Items listed in a dataset
— Begin —

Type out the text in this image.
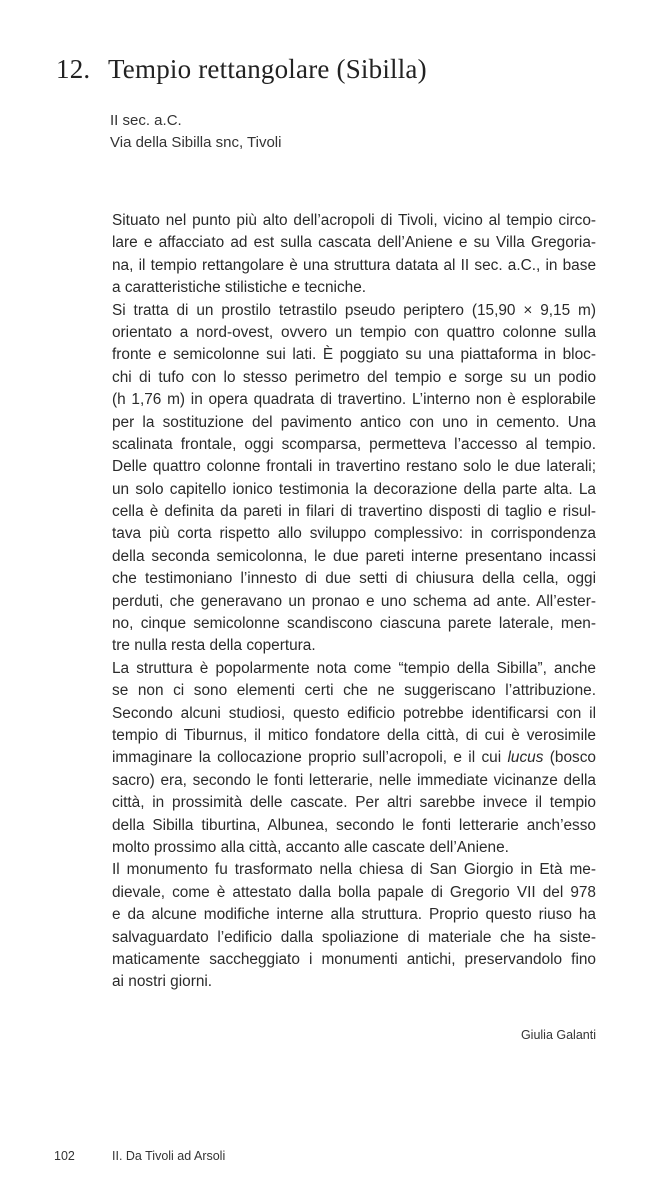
12. Tempio rettangolare (Sibilla)
II sec. a.C.
Via della Sibilla snc, Tivoli
Situato nel punto più alto dell’acropoli di Tivoli, vicino al tempio circo-
lare e affacciato ad est sulla cascata dell’Aniene e su Villa Gregoria-
na, il tempio rettangolare è una struttura datata al II sec. a.C., in base
a caratteristiche stilistiche e tecniche.
Si tratta di un prostilo tetrastilo pseudo periptero (15,90 × 9,15 m)
orientato a nord-ovest, ovvero un tempio con quattro colonne sulla
fronte e semicolonne sui lati. È poggiato su una piattaforma in bloc-
chi di tufo con lo stesso perimetro del tempio e sorge su un podio
(h 1,76 m) in opera quadrata di travertino. L’interno non è esplorabile
per la sostituzione del pavimento antico con uno in cemento. Una
scalinata frontale, oggi scomparsa, permetteva l’accesso al tempio.
Delle quattro colonne frontali in travertino restano solo le due laterali;
un solo capitello ionico testimonia la decorazione della parte alta. La
cella è definita da pareti in filari di travertino disposti di taglio e risul-
tava più corta rispetto allo sviluppo complessivo: in corrispondenza
della seconda semicolonna, le due pareti interne presentano incassi
che testimoniano l’innesto di due setti di chiusura della cella, oggi
perduti, che generavano un pronao e uno schema ad ante. All’ester-
no, cinque semicolonne scandiscono ciascuna parete laterale, men-
tre nulla resta della copertura.
La struttura è popolarmente nota come “tempio della Sibilla”, anche
se non ci sono elementi certi che ne suggeriscano l’attribuzione.
Secondo alcuni studiosi, questo edificio potrebbe identificarsi con il
tempio di Tiburnus, il mitico fondatore della città, di cui è verosimile
immaginare la collocazione proprio sull’acropoli, e il cui lucus (bosco
sacro) era, secondo le fonti letterarie, nelle immediate vicinanze della
città, in prossimità delle cascate. Per altri sarebbe invece il tempio
della Sibilla tiburtina, Albunea, secondo le fonti letterarie anch’esso
molto prossimo alla città, accanto alle cascate dell’Aniene.
Il monumento fu trasformato nella chiesa di San Giorgio in Età me-
dievale, come è attestato dalla bolla papale di Gregorio VII del 978
e da alcune modifiche interne alla struttura. Proprio questo riuso ha
salvaguardato l’edificio dalla spoliazione di materiale che ha siste-
maticamente saccheggiato i monumenti antichi, preservandolo fino
ai nostri giorni.
Giulia Galanti
102	II. Da Tivoli ad Arsoli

— End —

_STATED TASK_
In the entries above, find lines with "travertino" and copy each.

_FINAL RESULT_
(h 1,76 m) in opera quadrata di travertino. L’interno non è esplorabile
Delle quattro colonne frontali in travertino restano solo le due laterali;
cella è definita da pareti in filari di travertino disposti di taglio e risul-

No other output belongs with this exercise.